=== DATASET CONTENT ===
#####

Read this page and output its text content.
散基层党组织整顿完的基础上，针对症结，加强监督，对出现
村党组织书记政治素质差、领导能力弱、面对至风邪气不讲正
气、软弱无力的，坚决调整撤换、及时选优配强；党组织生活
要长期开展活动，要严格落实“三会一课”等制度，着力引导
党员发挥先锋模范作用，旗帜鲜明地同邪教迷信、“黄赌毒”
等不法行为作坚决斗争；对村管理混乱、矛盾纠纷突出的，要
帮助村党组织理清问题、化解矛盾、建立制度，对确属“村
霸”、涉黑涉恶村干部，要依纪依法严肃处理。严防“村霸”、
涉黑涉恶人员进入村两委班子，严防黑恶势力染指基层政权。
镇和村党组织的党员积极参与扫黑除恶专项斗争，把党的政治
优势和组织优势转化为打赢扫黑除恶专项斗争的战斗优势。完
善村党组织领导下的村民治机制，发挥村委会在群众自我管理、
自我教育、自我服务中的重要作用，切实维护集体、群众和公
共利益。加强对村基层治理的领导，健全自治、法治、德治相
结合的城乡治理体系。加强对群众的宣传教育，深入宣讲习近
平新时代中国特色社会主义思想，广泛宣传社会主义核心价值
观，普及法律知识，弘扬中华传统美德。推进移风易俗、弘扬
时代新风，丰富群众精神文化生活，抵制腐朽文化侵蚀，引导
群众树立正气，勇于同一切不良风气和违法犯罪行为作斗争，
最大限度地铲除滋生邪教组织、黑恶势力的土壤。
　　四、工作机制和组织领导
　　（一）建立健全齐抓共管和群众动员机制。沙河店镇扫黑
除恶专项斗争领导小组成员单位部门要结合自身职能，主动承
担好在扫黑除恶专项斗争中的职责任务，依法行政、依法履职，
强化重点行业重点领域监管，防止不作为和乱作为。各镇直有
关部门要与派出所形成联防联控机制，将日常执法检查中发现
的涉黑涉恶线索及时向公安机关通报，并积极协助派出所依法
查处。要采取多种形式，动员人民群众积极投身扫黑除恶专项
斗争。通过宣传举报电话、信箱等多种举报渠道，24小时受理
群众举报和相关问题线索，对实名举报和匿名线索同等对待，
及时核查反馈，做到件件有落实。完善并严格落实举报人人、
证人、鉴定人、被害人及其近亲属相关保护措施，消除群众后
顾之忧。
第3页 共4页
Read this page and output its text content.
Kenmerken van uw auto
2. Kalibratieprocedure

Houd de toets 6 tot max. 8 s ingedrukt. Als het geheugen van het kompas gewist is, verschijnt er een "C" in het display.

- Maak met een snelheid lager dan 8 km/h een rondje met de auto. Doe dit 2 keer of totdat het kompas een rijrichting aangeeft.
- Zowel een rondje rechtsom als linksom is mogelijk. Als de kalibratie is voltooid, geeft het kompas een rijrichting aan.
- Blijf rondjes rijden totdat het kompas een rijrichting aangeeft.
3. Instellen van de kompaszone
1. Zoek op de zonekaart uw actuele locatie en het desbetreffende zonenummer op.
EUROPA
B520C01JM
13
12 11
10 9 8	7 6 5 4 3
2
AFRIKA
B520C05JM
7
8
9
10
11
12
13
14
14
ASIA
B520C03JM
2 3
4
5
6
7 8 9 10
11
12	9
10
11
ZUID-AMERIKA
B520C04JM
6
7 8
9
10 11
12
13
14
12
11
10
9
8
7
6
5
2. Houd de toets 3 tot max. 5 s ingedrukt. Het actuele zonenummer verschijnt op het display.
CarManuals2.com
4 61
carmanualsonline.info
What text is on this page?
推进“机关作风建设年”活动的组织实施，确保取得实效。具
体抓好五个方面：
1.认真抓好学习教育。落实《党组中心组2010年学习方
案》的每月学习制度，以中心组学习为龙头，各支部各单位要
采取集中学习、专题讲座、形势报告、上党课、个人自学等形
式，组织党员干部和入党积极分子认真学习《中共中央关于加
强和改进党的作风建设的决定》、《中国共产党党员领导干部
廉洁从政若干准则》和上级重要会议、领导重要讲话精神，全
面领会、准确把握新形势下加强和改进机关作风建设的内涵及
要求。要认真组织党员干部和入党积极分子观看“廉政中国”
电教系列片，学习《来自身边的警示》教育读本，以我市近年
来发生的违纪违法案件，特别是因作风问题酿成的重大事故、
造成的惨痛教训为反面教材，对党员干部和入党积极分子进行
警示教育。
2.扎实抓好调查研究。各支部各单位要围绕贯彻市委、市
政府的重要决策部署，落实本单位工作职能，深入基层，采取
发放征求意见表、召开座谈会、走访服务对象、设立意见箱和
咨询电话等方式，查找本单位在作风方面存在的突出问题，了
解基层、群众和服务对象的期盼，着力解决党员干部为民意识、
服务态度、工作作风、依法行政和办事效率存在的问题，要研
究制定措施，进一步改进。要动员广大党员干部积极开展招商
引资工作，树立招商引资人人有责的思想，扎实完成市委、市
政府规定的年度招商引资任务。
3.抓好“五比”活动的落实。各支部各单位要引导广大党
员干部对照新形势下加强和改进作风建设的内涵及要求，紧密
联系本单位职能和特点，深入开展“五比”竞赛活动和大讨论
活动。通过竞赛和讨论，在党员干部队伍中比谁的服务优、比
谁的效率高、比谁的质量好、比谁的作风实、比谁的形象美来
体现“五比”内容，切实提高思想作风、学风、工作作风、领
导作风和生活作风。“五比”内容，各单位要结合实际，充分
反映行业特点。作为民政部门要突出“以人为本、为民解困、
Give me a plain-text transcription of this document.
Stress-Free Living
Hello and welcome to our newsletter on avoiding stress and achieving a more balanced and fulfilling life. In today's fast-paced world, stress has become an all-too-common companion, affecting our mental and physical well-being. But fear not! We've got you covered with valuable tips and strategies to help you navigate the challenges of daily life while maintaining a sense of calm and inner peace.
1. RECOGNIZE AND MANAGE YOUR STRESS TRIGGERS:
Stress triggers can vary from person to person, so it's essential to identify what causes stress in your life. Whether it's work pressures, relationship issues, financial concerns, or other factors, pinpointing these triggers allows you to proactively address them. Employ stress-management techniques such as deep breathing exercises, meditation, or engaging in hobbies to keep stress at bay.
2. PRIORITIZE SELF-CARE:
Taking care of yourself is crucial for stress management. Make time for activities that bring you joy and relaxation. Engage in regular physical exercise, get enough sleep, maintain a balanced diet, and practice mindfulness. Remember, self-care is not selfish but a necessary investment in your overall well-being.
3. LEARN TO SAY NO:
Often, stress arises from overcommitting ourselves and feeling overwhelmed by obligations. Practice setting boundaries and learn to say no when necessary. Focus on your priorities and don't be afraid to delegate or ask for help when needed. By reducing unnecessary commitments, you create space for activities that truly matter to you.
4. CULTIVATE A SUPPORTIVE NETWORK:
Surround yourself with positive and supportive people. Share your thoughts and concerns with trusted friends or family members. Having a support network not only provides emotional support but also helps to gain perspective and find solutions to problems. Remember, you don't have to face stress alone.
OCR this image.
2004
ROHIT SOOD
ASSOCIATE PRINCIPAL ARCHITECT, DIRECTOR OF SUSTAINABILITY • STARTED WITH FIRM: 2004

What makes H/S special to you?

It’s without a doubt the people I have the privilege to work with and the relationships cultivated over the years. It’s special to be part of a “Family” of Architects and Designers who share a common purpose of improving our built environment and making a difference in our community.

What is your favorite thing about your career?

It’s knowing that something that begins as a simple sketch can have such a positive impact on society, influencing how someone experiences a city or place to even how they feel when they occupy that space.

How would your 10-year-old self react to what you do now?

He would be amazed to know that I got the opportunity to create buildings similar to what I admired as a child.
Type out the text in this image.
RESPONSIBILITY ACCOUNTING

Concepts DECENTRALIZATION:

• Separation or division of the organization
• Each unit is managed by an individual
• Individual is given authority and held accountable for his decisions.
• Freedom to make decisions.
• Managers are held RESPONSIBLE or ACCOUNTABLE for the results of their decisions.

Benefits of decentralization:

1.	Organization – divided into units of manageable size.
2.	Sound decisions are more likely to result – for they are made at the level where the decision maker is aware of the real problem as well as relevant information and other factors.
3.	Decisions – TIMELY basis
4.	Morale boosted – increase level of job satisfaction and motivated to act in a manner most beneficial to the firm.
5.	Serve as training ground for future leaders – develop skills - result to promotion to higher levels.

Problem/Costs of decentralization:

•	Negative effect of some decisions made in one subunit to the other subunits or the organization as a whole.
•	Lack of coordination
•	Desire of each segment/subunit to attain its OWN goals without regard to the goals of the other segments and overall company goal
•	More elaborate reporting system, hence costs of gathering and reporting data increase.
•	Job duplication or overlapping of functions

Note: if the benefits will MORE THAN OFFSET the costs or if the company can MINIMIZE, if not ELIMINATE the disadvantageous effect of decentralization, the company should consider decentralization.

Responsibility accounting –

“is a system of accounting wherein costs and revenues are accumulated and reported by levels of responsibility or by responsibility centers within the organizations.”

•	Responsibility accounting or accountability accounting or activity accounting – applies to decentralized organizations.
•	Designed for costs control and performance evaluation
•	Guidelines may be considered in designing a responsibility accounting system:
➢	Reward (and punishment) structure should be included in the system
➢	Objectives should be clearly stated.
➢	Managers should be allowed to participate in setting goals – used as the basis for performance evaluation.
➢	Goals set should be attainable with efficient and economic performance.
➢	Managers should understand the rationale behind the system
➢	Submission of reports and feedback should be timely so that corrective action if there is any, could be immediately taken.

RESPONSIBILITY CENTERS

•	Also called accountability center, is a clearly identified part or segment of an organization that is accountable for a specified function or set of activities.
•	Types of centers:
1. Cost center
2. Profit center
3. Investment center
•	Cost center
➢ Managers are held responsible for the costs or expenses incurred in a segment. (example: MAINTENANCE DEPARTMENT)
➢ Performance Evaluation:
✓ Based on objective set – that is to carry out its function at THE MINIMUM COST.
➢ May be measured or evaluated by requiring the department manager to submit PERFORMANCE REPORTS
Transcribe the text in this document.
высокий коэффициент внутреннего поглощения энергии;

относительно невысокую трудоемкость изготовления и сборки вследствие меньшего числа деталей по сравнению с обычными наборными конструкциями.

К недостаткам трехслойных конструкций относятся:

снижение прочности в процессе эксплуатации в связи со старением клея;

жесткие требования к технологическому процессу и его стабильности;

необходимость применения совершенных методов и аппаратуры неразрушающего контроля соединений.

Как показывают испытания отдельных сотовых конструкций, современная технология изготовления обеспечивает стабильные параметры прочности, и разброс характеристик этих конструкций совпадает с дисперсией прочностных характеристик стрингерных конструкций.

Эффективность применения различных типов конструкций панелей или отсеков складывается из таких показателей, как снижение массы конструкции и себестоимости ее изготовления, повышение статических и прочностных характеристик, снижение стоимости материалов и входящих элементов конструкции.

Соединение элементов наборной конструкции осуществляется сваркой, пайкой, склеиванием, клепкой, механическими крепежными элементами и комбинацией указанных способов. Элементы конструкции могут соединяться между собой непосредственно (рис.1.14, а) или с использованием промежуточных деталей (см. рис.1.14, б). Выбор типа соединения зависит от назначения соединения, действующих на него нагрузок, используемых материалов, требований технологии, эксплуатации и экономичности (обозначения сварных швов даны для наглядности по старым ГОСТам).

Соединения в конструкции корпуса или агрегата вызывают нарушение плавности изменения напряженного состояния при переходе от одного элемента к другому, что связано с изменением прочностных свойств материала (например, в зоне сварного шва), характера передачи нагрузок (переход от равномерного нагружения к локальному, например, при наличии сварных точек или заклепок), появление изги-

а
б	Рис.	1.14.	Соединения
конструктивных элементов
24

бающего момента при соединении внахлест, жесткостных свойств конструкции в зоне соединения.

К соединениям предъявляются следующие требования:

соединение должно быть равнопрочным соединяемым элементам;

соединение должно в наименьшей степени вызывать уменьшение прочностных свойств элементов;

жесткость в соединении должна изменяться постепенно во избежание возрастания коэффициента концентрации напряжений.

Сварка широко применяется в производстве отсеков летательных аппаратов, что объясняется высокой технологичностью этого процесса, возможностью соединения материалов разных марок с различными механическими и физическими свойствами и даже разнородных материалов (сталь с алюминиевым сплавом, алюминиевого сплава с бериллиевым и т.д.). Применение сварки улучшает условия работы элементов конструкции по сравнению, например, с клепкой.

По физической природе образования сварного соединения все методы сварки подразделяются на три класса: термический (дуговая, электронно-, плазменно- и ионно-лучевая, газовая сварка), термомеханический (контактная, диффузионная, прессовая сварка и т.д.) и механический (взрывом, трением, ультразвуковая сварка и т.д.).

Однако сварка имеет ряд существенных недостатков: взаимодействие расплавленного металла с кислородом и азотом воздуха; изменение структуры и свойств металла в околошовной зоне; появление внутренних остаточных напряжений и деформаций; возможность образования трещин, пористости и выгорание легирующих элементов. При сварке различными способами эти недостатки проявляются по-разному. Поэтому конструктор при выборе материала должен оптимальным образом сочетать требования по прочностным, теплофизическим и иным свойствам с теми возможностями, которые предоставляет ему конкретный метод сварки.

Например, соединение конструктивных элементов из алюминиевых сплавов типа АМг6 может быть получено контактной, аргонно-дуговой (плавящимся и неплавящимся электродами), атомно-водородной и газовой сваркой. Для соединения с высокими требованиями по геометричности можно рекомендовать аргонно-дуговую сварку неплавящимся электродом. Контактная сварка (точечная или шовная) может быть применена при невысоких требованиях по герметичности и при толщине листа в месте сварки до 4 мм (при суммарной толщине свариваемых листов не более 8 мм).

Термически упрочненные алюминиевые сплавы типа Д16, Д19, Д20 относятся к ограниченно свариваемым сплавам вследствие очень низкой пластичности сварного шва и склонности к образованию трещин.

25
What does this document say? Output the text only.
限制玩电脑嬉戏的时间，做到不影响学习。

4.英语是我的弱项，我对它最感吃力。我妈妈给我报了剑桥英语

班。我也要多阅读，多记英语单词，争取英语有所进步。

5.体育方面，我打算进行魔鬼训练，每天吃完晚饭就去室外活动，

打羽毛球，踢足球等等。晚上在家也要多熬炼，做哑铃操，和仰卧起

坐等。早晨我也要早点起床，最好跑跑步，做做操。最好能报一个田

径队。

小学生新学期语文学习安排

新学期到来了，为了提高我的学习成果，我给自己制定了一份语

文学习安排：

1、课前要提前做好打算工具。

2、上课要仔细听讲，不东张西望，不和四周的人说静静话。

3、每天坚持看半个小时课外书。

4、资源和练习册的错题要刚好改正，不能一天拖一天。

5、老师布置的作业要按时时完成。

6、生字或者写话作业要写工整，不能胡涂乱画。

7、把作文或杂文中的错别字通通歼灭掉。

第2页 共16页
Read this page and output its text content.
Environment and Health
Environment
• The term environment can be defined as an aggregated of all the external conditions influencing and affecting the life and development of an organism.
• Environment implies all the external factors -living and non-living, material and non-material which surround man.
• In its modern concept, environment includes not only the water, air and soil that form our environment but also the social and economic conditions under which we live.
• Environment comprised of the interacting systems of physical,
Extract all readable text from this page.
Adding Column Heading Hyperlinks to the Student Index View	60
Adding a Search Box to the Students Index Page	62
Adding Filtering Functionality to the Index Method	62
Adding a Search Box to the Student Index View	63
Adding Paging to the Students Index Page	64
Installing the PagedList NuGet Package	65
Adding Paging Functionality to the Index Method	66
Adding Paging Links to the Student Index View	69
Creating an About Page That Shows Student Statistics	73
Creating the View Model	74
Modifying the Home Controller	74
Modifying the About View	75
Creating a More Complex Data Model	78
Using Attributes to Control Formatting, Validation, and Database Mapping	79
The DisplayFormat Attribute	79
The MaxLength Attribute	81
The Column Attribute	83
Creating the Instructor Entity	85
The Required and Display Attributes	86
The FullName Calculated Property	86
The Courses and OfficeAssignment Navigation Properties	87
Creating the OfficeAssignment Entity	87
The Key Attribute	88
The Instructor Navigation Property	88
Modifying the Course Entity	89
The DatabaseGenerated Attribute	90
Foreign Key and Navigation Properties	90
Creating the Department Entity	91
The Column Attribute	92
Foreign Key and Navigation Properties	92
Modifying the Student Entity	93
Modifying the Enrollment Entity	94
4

#####

=== PROBLEM REQUIREMENTS ===
Above are entries; state the number of lines among them that contain "Modifying", and nothing else.

=== RESPONSE TO THE TASK ===
5